**STATED PROBLEM**:
Identify all lines in the data containing the string "Microsoft". Copy them out.

================

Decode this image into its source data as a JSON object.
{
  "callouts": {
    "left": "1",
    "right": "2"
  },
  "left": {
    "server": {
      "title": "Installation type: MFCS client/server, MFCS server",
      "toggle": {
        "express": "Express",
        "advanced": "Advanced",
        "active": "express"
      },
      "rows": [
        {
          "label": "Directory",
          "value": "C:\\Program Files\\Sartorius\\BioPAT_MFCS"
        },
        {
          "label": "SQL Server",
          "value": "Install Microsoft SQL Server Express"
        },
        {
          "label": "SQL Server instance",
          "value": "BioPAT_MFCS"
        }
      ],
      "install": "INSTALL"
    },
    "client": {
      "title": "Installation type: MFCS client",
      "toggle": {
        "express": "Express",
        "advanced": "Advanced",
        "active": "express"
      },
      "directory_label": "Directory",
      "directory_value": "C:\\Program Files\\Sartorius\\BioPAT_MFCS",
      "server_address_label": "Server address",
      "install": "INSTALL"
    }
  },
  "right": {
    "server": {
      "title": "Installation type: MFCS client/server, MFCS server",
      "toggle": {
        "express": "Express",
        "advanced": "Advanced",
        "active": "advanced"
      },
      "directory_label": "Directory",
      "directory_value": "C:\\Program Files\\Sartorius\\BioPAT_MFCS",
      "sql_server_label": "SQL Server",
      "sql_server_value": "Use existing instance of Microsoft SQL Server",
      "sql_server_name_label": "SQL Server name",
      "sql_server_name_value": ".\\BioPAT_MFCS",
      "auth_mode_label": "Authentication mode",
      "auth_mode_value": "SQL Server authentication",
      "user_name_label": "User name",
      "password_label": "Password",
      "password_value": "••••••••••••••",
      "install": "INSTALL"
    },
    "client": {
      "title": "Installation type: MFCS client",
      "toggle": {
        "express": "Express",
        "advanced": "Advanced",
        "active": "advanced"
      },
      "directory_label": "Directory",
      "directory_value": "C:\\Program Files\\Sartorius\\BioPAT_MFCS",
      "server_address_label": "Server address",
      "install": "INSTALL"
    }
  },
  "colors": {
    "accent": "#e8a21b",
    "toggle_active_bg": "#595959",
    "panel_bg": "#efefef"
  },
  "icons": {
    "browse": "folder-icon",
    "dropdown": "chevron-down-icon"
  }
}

================

**WRITTEN REPLY**:
          "value": "Install Microsoft SQL Server Express"
      "sql_server_value": "Use existing instance of Microsoft SQL Server",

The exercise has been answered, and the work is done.